# Start of Records supplied

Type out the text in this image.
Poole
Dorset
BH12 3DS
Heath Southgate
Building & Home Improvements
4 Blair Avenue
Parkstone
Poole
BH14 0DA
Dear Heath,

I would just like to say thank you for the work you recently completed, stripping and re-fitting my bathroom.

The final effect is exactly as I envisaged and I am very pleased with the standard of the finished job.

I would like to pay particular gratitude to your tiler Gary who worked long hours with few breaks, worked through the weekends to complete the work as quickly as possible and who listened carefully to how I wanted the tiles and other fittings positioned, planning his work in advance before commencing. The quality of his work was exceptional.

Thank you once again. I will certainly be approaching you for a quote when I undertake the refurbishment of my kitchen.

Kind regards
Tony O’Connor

# End of Records supplied
# Start of Records supplied

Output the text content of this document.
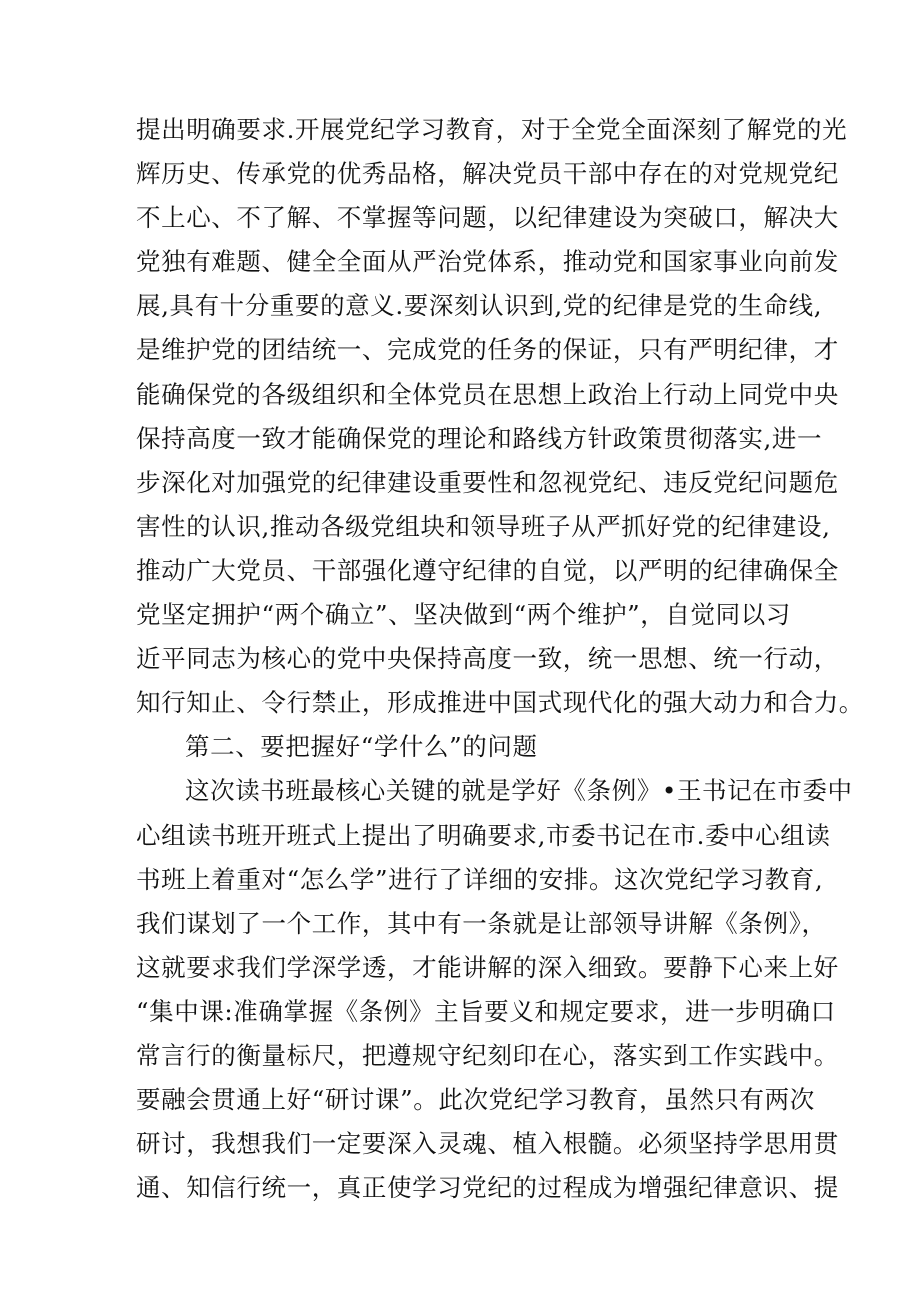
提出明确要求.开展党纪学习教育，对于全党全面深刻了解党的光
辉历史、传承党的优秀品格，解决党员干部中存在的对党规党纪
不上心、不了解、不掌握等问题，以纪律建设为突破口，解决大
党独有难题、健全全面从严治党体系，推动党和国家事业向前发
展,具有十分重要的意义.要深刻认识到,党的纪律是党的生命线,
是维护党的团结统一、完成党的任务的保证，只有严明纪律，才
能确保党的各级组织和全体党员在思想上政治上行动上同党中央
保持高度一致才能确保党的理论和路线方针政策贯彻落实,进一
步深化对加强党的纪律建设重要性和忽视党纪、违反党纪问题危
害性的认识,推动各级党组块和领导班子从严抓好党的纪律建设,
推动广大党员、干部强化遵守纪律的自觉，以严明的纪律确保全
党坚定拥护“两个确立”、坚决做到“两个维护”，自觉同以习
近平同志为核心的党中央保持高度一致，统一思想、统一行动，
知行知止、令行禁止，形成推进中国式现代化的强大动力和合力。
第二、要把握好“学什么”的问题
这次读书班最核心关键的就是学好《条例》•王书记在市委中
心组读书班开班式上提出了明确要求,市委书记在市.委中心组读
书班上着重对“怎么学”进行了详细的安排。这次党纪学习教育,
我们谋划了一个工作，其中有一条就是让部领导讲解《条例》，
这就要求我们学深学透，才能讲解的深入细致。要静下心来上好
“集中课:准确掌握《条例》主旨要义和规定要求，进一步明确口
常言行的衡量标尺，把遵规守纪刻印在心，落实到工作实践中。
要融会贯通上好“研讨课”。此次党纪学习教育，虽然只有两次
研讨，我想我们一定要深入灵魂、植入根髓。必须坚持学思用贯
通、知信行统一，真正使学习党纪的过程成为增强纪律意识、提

# End of Records supplied
# Start of Records supplied

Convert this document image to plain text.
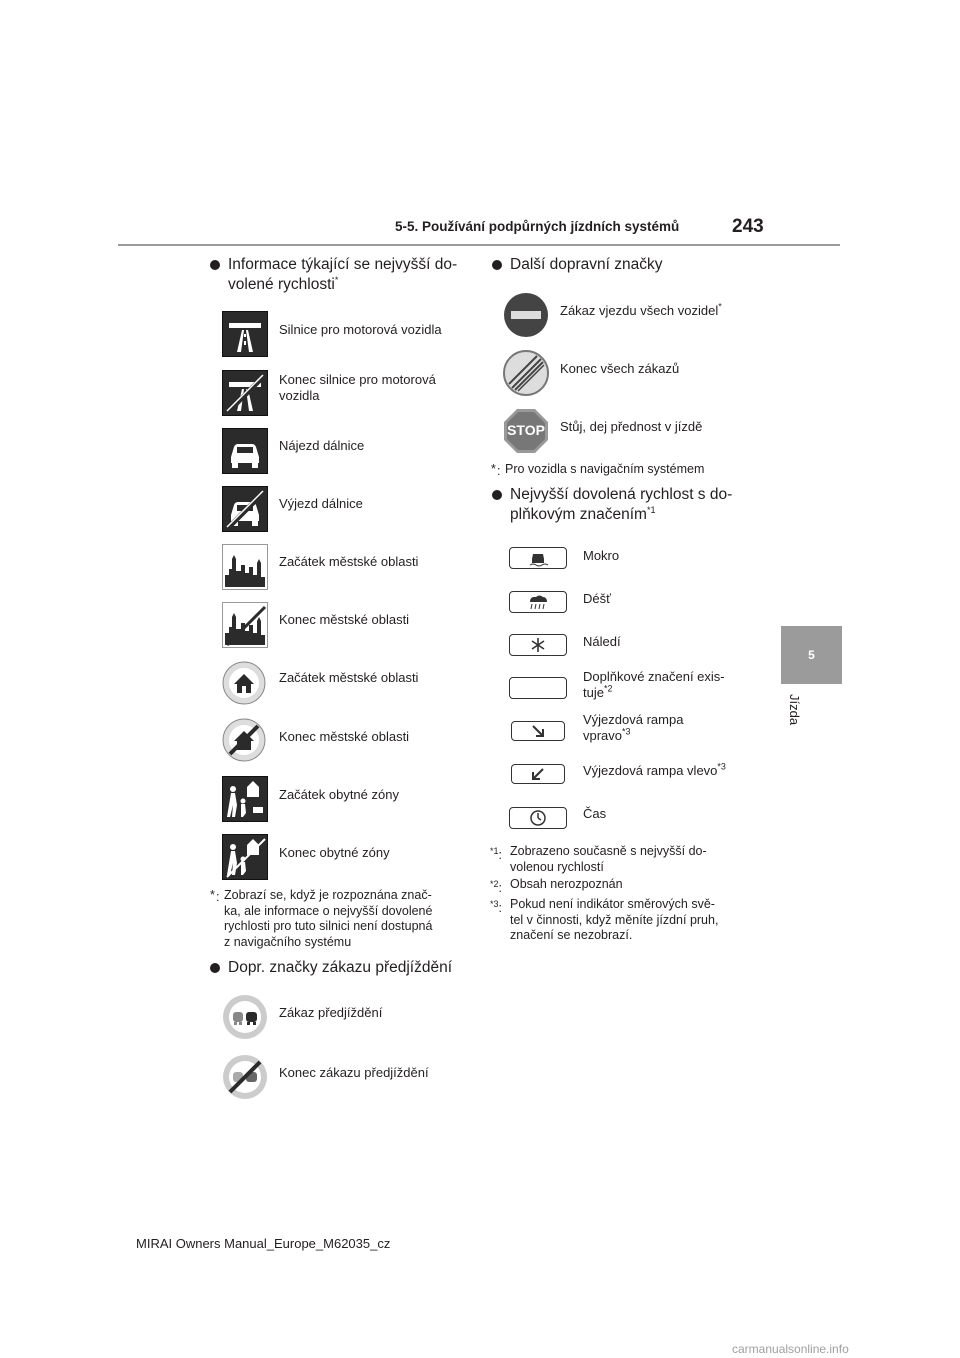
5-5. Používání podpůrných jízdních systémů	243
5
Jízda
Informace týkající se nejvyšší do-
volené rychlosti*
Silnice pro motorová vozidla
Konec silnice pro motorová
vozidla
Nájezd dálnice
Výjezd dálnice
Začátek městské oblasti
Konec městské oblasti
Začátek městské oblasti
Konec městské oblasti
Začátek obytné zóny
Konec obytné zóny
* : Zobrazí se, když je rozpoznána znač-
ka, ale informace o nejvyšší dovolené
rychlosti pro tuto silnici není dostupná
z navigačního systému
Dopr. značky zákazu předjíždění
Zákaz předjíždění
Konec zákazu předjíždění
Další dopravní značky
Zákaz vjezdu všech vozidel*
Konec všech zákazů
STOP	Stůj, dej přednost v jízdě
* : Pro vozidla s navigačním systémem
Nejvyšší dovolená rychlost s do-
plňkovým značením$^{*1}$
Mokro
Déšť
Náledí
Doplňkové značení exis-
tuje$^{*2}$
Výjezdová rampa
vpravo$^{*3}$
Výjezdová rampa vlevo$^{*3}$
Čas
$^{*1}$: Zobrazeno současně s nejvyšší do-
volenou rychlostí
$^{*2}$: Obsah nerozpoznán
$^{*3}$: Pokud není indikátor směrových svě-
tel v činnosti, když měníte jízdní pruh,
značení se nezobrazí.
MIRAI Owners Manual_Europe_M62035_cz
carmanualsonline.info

# End of Records supplied

What you need to do -> Across the records, how many lines contain "předjíždění"? Only the number should be given.

Full solution -> 3